Direction: Make an exact copy of all the data.

Working data:

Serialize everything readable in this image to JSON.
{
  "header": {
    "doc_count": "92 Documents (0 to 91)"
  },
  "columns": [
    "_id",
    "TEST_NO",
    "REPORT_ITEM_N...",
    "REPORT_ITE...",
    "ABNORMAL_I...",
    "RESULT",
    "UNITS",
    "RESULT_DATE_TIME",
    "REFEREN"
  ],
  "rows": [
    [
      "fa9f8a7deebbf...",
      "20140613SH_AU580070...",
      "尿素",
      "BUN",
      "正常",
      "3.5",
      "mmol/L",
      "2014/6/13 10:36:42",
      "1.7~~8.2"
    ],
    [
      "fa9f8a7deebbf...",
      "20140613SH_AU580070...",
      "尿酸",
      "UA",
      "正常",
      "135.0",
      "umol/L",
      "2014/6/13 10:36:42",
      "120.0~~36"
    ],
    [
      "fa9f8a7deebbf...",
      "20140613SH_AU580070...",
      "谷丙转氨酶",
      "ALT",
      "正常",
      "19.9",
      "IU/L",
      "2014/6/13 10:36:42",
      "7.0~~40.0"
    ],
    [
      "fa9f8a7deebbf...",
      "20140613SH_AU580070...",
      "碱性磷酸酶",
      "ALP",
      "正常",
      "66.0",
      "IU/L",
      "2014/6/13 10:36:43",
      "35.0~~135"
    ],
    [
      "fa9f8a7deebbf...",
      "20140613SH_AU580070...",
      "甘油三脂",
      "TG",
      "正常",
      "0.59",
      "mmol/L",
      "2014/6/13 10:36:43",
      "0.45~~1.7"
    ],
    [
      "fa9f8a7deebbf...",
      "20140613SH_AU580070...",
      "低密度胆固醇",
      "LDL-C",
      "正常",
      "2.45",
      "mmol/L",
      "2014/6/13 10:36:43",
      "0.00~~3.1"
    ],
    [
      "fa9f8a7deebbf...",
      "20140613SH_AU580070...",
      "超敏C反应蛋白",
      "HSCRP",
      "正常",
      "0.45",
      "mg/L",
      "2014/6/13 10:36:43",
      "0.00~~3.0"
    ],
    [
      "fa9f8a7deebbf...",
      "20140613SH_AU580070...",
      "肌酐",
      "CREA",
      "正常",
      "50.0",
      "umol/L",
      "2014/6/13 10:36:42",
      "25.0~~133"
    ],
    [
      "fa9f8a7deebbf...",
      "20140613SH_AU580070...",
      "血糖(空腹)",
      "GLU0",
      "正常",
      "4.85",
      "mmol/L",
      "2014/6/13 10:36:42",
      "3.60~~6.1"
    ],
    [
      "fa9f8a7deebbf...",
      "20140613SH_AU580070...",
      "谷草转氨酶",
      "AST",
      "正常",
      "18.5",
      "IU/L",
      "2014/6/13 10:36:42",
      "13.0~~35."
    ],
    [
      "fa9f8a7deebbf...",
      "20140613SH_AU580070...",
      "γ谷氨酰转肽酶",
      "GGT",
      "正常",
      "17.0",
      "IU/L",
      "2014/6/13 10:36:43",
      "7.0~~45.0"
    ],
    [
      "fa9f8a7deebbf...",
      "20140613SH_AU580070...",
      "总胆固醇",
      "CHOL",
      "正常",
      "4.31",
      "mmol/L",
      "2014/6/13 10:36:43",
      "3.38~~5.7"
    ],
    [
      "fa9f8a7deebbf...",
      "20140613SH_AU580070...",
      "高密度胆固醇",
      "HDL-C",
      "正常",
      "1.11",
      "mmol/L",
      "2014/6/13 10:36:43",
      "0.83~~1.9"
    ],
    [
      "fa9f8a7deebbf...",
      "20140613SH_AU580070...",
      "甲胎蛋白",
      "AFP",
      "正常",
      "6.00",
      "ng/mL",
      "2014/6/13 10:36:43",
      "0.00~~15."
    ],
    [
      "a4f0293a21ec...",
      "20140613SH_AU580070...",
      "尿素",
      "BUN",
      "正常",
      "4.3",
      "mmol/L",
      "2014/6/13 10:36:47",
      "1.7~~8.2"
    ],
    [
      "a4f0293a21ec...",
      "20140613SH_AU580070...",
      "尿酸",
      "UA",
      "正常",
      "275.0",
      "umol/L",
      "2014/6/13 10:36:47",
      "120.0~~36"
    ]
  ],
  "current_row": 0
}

Written response:
Serialize everything readable in this image to JSON.
{
  "header": {
    "doc_count": "92 Documents (0 to 91)"
  },
  "columns": [
    "_id",
    "TEST_NO",
    "REPORT_ITEM_N...",
    "REPORT_ITE...",
    "ABNORMAL_I...",
    "RESULT",
    "UNITS",
    "RESULT_DATE_TIME",
    "REFEREN"
  ],
  "rows": [
    [
      "fa9f8a7deebbf...",
      "20140613SH_AU580070...",
      "尿素",
      "BUN",
      "正常",
      "3.5",
      "mmol/L",
      "2014/6/13 10:36:42",
      "1.7~~8.2"
    ],
    [
      "fa9f8a7deebbf...",
      "20140613SH_AU580070...",
      "尿酸",
      "UA",
      "正常",
      "135.0",
      "umol/L",
      "2014/6/13 10:36:42",
      "120.0~~36"
    ],
    [
      "fa9f8a7deebbf...",
      "20140613SH_AU580070...",
      "谷丙转氨酶",
      "ALT",
      "正常",
      "19.9",
      "IU/L",
      "2014/6/13 10:36:42",
      "7.0~~40.0"
    ],
    [
      "fa9f8a7deebbf...",
      "20140613SH_AU580070...",
      "碱性磷酸酶",
      "ALP",
      "正常",
      "66.0",
      "IU/L",
      "2014/6/13 10:36:43",
      "35.0~~135"
    ],
    [
      "fa9f8a7deebbf...",
      "20140613SH_AU580070...",
      "甘油三脂",
      "TG",
      "正常",
      "0.59",
      "mmol/L",
      "2014/6/13 10:36:43",
      "0.45~~1.7"
    ],
    [
      "fa9f8a7deebbf...",
      "20140613SH_AU580070...",
      "低密度胆固醇",
      "LDL-C",
      "正常",
      "2.45",
      "mmol/L",
      "2014/6/13 10:36:43",
      "0.00~~3.1"
    ],
    [
      "fa9f8a7deebbf...",
      "20140613SH_AU580070...",
      "超敏C反应蛋白",
      "HSCRP",
      "正常",
      "0.45",
      "mg/L",
      "2014/6/13 10:36:43",
      "0.00~~3.0"
    ],
    [
      "fa9f8a7deebbf...",
      "20140613SH_AU580070...",
      "肌酐",
      "CREA",
      "正常",
      "50.0",
      "umol/L",
      "2014/6/13 10:36:42",
      "25.0~~133"
    ],
    [
      "fa9f8a7deebbf...",
      "20140613SH_AU580070...",
      "血糖(空腹)",
      "GLU0",
      "正常",
      "4.85",
      "mmol/L",
      "2014/6/13 10:36:42",
      "3.60~~6.1"
    ],
    [
      "fa9f8a7deebbf...",
      "20140613SH_AU580070...",
      "谷草转氨酶",
      "AST",
      "正常",
      "18.5",
      "IU/L",
      "2014/6/13 10:36:42",
      "13.0~~35."
    ],
    [
      "fa9f8a7deebbf...",
      "20140613SH_AU580070...",
      "γ谷氨酰转肽酶",
      "GGT",
      "正常",
      "17.0",
      "IU/L",
      "2014/6/13 10:36:43",
      "7.0~~45.0"
    ],
    [
      "fa9f8a7deebbf...",
      "20140613SH_AU580070...",
      "总胆固醇",
      "CHOL",
      "正常",
      "4.31",
      "mmol/L",
      "2014/6/13 10:36:43",
      "3.38~~5.7"
    ],
    [
      "fa9f8a7deebbf...",
      "20140613SH_AU580070...",
      "高密度胆固醇",
      "HDL-C",
      "正常",
      "1.11",
      "mmol/L",
      "2014/6/13 10:36:43",
      "0.83~~1.9"
    ],
    [
      "fa9f8a7deebbf...",
      "20140613SH_AU580070...",
      "甲胎蛋白",
      "AFP",
      "正常",
      "6.00",
      "ng/mL",
      "2014/6/13 10:36:43",
      "0.00~~15."
    ],
    [
      "a4f0293a21ec...",
      "20140613SH_AU580070...",
      "尿素",
      "BUN",
      "正常",
      "4.3",
      "mmol/L",
      "2014/6/13 10:36:47",
      "1.7~~8.2"
    ],
    [
      "a4f0293a21ec...",
      "20140613SH_AU580070...",
      "尿酸",
      "UA",
      "正常",
      "275.0",
      "umol/L",
      "2014/6/13 10:36:47",
      "120.0~~36"
    ]
  ],
  "current_row": 0
}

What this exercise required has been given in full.